• [Excerpted data]:

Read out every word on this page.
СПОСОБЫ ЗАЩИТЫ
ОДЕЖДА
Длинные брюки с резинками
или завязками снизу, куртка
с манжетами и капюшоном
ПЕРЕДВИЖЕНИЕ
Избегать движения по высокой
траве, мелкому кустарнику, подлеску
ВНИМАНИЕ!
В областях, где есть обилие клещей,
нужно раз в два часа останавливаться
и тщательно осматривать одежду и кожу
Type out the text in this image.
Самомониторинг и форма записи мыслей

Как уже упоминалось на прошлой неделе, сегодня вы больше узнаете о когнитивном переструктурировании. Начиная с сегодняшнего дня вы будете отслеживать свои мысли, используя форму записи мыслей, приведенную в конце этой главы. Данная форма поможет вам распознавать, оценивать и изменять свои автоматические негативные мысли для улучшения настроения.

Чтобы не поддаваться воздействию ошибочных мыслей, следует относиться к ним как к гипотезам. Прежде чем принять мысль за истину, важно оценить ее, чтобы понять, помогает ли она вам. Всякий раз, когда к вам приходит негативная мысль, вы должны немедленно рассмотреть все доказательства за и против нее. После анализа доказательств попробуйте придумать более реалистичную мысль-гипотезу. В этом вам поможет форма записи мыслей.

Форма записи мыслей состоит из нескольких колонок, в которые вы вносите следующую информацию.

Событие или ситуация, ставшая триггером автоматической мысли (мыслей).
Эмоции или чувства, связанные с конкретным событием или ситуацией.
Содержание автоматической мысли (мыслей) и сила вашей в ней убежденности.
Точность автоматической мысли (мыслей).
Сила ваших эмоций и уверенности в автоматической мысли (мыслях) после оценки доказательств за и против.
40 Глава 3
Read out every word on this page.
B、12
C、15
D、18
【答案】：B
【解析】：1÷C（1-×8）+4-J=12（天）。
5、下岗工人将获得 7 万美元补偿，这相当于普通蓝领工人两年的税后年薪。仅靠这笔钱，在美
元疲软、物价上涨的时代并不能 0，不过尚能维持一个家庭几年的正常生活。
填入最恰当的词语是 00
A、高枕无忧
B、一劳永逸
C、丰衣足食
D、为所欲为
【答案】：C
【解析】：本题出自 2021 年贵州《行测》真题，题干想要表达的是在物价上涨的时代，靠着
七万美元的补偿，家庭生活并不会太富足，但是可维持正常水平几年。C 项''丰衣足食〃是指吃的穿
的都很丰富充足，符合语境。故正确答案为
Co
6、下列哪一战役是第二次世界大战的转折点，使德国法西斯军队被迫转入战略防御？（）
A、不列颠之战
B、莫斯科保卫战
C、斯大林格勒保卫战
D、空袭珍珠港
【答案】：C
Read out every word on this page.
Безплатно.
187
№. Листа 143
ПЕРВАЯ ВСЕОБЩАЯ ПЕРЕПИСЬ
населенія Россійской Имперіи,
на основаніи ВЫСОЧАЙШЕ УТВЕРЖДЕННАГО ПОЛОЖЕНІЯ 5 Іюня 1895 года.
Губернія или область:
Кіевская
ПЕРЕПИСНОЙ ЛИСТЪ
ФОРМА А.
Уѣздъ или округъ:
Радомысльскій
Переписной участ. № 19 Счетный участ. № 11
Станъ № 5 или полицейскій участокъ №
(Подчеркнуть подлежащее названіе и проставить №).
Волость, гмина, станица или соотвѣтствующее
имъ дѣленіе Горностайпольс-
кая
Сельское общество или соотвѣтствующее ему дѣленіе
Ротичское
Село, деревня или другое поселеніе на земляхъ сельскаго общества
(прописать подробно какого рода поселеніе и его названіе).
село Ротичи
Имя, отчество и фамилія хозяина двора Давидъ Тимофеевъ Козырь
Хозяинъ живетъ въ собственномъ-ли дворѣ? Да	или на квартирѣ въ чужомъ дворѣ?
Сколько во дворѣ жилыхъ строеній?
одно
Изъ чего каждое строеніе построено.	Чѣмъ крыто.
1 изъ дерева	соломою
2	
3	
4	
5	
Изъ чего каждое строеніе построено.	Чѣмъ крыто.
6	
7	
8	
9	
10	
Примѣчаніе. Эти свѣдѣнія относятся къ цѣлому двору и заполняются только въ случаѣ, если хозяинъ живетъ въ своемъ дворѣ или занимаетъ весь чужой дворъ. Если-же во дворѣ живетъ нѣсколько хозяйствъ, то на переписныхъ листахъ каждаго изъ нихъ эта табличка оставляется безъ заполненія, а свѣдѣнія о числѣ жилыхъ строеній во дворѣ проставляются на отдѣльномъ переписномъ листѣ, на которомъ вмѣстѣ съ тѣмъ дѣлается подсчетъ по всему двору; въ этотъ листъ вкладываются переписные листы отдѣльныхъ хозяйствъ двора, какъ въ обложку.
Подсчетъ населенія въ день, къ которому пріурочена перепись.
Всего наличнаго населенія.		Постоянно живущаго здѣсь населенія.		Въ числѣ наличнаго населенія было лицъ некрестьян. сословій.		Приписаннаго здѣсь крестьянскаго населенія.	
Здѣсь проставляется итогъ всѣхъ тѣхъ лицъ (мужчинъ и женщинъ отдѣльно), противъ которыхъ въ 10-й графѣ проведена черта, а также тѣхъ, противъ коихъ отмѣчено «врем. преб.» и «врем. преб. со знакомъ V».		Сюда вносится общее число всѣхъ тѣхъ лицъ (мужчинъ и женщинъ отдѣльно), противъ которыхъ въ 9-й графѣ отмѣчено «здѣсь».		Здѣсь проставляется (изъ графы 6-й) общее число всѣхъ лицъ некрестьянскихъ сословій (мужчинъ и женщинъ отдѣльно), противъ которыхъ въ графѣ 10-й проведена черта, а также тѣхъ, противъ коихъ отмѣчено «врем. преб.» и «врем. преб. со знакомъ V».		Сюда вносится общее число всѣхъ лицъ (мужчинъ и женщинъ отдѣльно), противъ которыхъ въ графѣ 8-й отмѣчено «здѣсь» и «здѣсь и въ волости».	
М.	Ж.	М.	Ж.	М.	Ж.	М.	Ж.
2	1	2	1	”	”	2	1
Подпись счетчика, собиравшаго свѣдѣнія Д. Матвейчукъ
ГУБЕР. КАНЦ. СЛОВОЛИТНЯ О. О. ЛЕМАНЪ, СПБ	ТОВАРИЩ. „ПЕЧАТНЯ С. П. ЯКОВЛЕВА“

• [Objective]:
Copy down every line of the material above that includes the string "поселеніе".

• [Answer to the exercise]:
Село, деревня или другое поселеніе на земляхъ сельскаго общества
(прописать подробно какого рода поселеніе и его названіе).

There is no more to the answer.